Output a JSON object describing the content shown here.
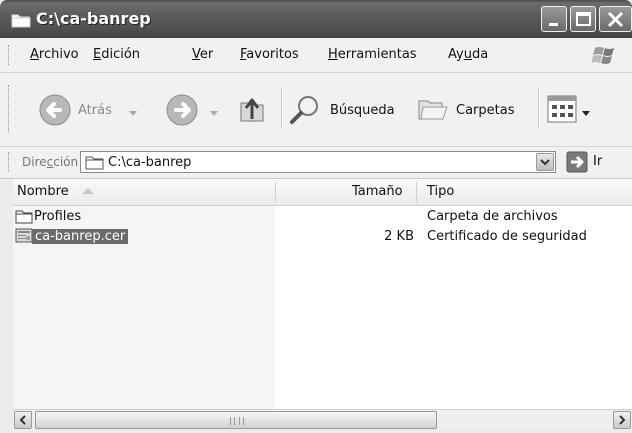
{
  "window": {
    "title": "C:\\ca-banrep"
  },
  "title_buttons": [
    "minimize",
    "maximize",
    "close"
  ],
  "menu": {
    "items": [
      {
        "pre": "",
        "key": "A",
        "post": "rchivo"
      },
      {
        "pre": "",
        "key": "E",
        "post": "dición"
      },
      {
        "pre": "",
        "key": "V",
        "post": "er"
      },
      {
        "pre": "",
        "key": "F",
        "post": "avoritos"
      },
      {
        "pre": "",
        "key": "H",
        "post": "erramientas"
      },
      {
        "pre": "Ay",
        "key": "u",
        "post": "da"
      }
    ]
  },
  "toolbar": {
    "back_label": "Atrás",
    "search_label": "Búsqueda",
    "folders_label": "Carpetas"
  },
  "address": {
    "label_pre": "Dire",
    "label_key": "c",
    "label_post": "ción",
    "value": "C:\\ca-banrep",
    "go_label": "Ir"
  },
  "list": {
    "columns": {
      "name": "Nombre",
      "size": "Tamaño",
      "type": "Tipo"
    },
    "rows": [
      {
        "name": "Profiles",
        "size": "",
        "type": "Carpeta de archivos",
        "icon": "folder-icon",
        "selected": false
      },
      {
        "name": "ca-banrep.cer",
        "size": "2 KB",
        "type": "Certificado de seguridad",
        "icon": "certificate-icon",
        "selected": true
      }
    ]
  },
  "scrollbar": {
    "position_fraction": 0.0
  }
}
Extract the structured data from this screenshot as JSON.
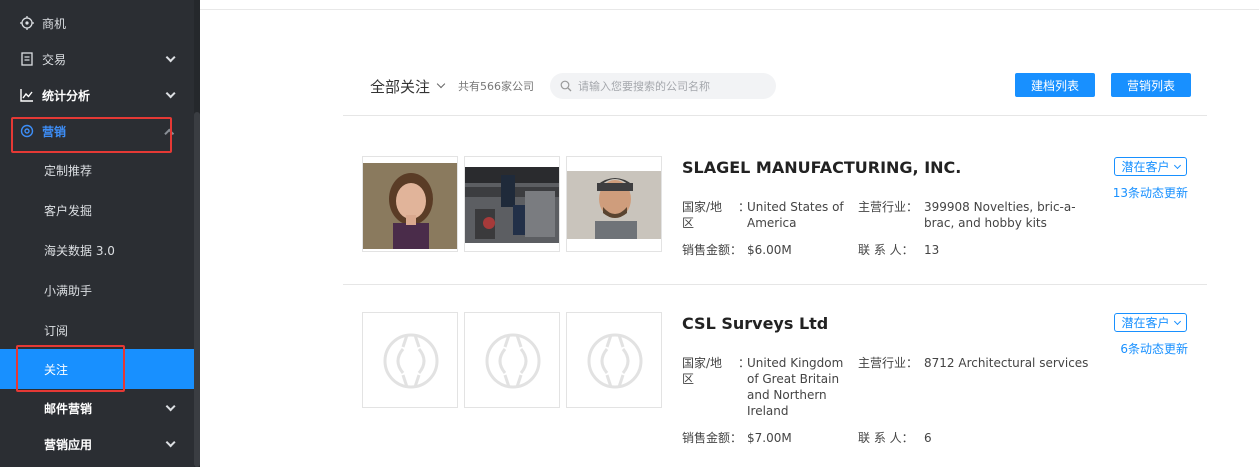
{
  "sidebar": {
    "items": [
      {
        "label": "商机",
        "icon": "target-icon"
      },
      {
        "label": "交易",
        "icon": "document-icon"
      },
      {
        "label": "统计分析",
        "icon": "chart-line-icon"
      },
      {
        "label": "营销",
        "icon": "circle-target-icon"
      }
    ],
    "subitems": [
      "定制推荐",
      "客户发掘",
      "海关数据 3.0",
      "小满助手",
      "订阅",
      "关注",
      "邮件营销",
      "营销应用"
    ]
  },
  "toolbar": {
    "filter_label": "全部关注",
    "count_label": "共有566家公司",
    "search_placeholder": "请输入您要搜索的公司名称",
    "archive_button": "建档列表",
    "marketing_button": "营销列表"
  },
  "labels": {
    "country": "国家/地区",
    "country_l1": "国家/地",
    "country_l2": "区",
    "industry": "主营行业：",
    "sales": "销售金额：",
    "contacts": "联 系 人："
  },
  "companies": [
    {
      "name": "SLAGEL MANUFACTURING, INC.",
      "country": "United States of America",
      "industry": "399908 Novelties, bric-a-brac, and hobby kits",
      "sales": "$6.00M",
      "contacts": "13",
      "status": "潜在客户",
      "updates": "13条动态更新"
    },
    {
      "name": "CSL Surveys Ltd",
      "country": "United Kingdom of Great Britain and Northern Ireland",
      "industry": "8712 Architectural services",
      "sales": "$7.00M",
      "contacts": "6",
      "status": "潜在客户",
      "updates": "6条动态更新"
    }
  ],
  "colors": {
    "sidebar_bg": "#2b2e33",
    "accent": "#1890ff",
    "highlight": "#e53935"
  }
}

▸ Short exercise
Exactly reproduce the entries above, minus the pictures.

▸ The output
Output a JSON object describing the content shown here.
{
  "window": {
    "title": "C:\\ca-banrep"
  },
  "title_buttons": [
    "minimize",
    "maximize",
    "close"
  ],
  "menu": {
    "items": [
      {
        "pre": "",
        "key": "A",
        "post": "rchivo"
      },
      {
        "pre": "",
        "key": "E",
        "post": "dición"
      },
      {
        "pre": "",
        "key": "V",
        "post": "er"
      },
      {
        "pre": "",
        "key": "F",
        "post": "avoritos"
      },
      {
        "pre": "",
        "key": "H",
        "post": "erramientas"
      },
      {
        "pre": "Ay",
        "key": "u",
        "post": "da"
      }
    ]
  },
  "toolbar": {
    "back_label": "Atrás",
    "search_label": "Búsqueda",
    "folders_label": "Carpetas"
  },
  "address": {
    "label_pre": "Dire",
    "label_key": "c",
    "label_post": "ción",
    "value": "C:\\ca-banrep",
    "go_label": "Ir"
  },
  "list": {
    "columns": {
      "name": "Nombre",
      "size": "Tamaño",
      "type": "Tipo"
    },
    "rows": [
      {
        "name": "Profiles",
        "size": "",
        "type": "Carpeta de archivos",
        "icon": "folder-icon",
        "selected": false
      },
      {
        "name": "ca-banrep.cer",
        "size": "2 KB",
        "type": "Certificado de seguridad",
        "icon": "certificate-icon",
        "selected": true
      }
    ]
  },
  "scrollbar": {
    "position_fraction": 0.0
  }
}
Extract the structured data from this screenshot as JSON.
{
  "sidebar": {
    "items": [
      {
        "label": "商机",
        "icon": "target-icon"
      },
      {
        "label": "交易",
        "icon": "document-icon"
      },
      {
        "label": "统计分析",
        "icon": "chart-line-icon"
      },
      {
        "label": "营销",
        "icon": "circle-target-icon"
      }
    ],
    "subitems": [
      "定制推荐",
      "客户发掘",
      "海关数据 3.0",
      "小满助手",
      "订阅",
      "关注",
      "邮件营销",
      "营销应用"
    ]
  },
  "toolbar": {
    "filter_label": "全部关注",
    "count_label": "共有566家公司",
    "search_placeholder": "请输入您要搜索的公司名称",
    "archive_button": "建档列表",
    "marketing_button": "营销列表"
  },
  "labels": {
    "country": "国家/地区",
    "country_l1": "国家/地",
    "country_l2": "区",
    "industry": "主营行业：",
    "sales": "销售金额：",
    "contacts": "联 系 人："
  },
  "companies": [
    {
      "name": "SLAGEL MANUFACTURING, INC.",
      "country": "United States of America",
      "industry": "399908 Novelties, bric-a-brac, and hobby kits",
      "sales": "$6.00M",
      "contacts": "13",
      "status": "潜在客户",
      "updates": "13条动态更新"
    },
    {
      "name": "CSL Surveys Ltd",
      "country": "United Kingdom of Great Britain and Northern Ireland",
      "industry": "8712 Architectural services",
      "sales": "$7.00M",
      "contacts": "6",
      "status": "潜在客户",
      "updates": "6条动态更新"
    }
  ],
  "colors": {
    "sidebar_bg": "#2b2e33",
    "accent": "#1890ff",
    "highlight": "#e53935"
  }
}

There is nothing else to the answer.